→ **WHAT THE EXERCISE ASKS**: Quote all of the entries word for word.

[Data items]
★ ★ ★ ★
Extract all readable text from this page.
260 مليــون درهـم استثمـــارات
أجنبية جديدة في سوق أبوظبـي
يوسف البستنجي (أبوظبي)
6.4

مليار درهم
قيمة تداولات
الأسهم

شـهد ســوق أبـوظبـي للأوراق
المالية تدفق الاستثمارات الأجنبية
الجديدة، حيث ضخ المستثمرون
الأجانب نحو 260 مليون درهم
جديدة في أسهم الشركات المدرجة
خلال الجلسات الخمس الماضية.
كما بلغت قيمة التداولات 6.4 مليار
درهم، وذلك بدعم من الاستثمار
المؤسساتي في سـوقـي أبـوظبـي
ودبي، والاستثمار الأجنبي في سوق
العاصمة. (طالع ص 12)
★ ★ ★ ★
→ **THE REPLY**:
Extract all readable text from this page.
260 مليــون درهـم استثمـــارات
أجنبية جديدة في سوق أبوظبـي
يوسف البستنجي (أبوظبي)
6.4

مليار درهم
قيمة تداولات
الأسهم

شـهد ســوق أبـوظبـي للأوراق
المالية تدفق الاستثمارات الأجنبية
الجديدة، حيث ضخ المستثمرون
الأجانب نحو 260 مليون درهم
جديدة في أسهم الشركات المدرجة
خلال الجلسات الخمس الماضية.
كما بلغت قيمة التداولات 6.4 مليار
درهم، وذلك بدعم من الاستثمار
المؤسساتي في سـوقـي أبـوظبـي
ودبي، والاستثمار الأجنبي في سوق
العاصمة. (طالع ص 12)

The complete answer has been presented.